What to work on
In the data below, find each line containing the string "units" and return it.

(Dataset entries)

● ● ● ● ● ● ●

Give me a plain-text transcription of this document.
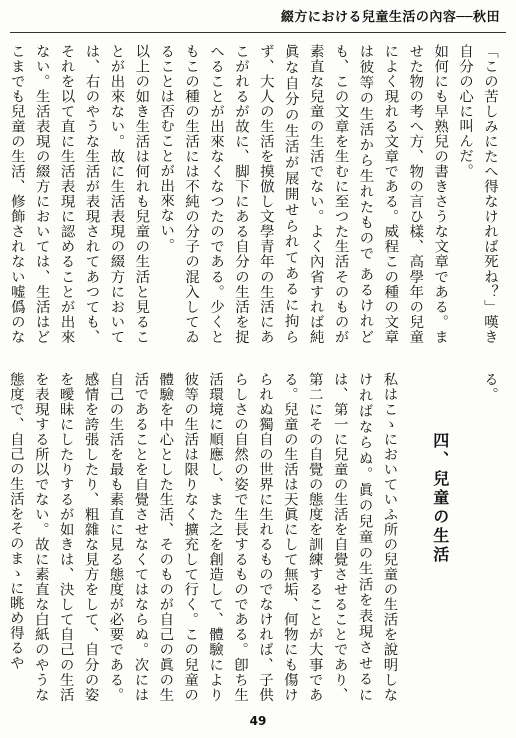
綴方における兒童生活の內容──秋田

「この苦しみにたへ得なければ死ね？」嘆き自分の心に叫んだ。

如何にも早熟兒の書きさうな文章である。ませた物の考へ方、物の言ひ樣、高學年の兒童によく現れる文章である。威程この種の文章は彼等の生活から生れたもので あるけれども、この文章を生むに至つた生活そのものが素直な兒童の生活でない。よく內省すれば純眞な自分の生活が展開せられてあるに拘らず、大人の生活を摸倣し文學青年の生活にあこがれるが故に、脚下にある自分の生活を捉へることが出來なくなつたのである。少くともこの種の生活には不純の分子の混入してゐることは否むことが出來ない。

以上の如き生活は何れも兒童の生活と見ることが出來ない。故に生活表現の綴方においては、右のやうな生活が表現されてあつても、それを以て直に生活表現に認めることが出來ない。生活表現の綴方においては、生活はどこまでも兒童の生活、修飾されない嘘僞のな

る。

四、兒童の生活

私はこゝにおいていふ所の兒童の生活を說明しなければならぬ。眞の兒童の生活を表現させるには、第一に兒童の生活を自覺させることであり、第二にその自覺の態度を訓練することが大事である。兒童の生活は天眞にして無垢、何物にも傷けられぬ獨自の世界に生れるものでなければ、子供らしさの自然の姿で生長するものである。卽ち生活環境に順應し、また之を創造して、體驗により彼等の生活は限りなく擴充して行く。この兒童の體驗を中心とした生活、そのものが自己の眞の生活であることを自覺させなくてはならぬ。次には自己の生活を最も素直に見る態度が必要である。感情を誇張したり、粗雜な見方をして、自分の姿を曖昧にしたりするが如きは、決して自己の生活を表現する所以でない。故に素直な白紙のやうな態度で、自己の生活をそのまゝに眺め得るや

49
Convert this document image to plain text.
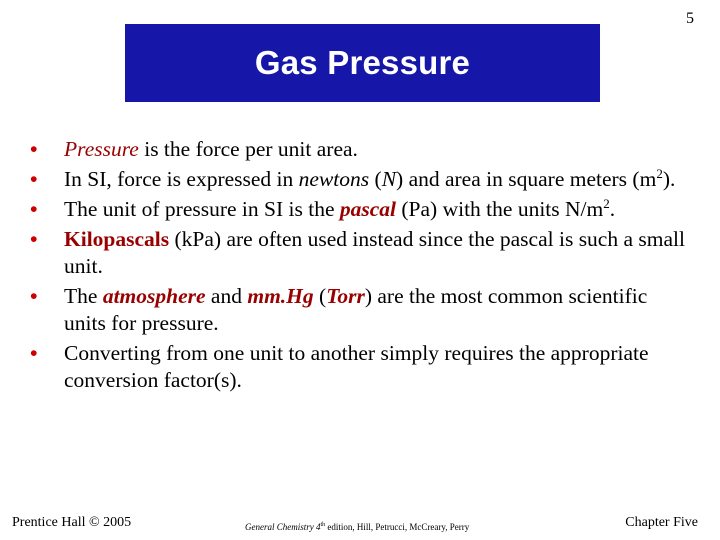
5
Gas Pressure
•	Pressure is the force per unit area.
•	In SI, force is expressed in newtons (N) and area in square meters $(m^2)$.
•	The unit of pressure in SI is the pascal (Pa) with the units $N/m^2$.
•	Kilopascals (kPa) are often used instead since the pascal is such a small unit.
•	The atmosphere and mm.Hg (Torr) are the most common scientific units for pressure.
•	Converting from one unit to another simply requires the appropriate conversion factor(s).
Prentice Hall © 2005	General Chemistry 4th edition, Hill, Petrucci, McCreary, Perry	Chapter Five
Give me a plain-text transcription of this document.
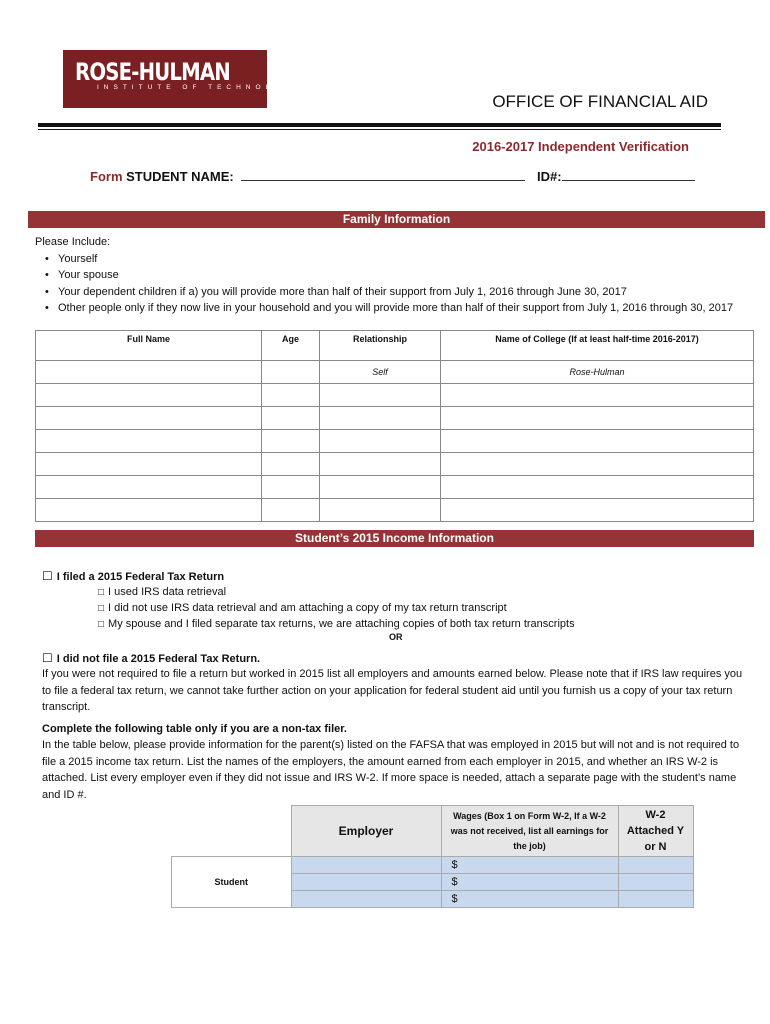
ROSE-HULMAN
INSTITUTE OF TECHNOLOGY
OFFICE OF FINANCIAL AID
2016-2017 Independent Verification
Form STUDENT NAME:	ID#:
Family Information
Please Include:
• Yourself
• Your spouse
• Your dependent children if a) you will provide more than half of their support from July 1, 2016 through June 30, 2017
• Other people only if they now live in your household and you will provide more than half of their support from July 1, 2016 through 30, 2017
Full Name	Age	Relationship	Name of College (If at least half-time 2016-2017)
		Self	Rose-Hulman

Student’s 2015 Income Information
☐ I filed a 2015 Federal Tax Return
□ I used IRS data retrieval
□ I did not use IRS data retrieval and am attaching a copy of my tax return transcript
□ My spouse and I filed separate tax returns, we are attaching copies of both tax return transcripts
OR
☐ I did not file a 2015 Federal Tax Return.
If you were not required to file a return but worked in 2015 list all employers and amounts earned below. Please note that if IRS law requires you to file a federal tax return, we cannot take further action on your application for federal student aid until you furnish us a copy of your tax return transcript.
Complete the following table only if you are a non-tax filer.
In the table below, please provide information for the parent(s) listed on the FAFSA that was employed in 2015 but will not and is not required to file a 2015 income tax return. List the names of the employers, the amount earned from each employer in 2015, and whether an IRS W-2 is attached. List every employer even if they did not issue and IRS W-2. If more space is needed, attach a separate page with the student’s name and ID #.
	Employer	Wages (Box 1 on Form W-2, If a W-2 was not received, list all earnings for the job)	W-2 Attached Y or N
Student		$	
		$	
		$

● ● ● ● ● ● ●

Worked solution
•	The unit of pressure in SI is the pascal (Pa) with the units $N/m^2$.
•	The atmosphere and mm.Hg (Torr) are the most common scientific units for pressure.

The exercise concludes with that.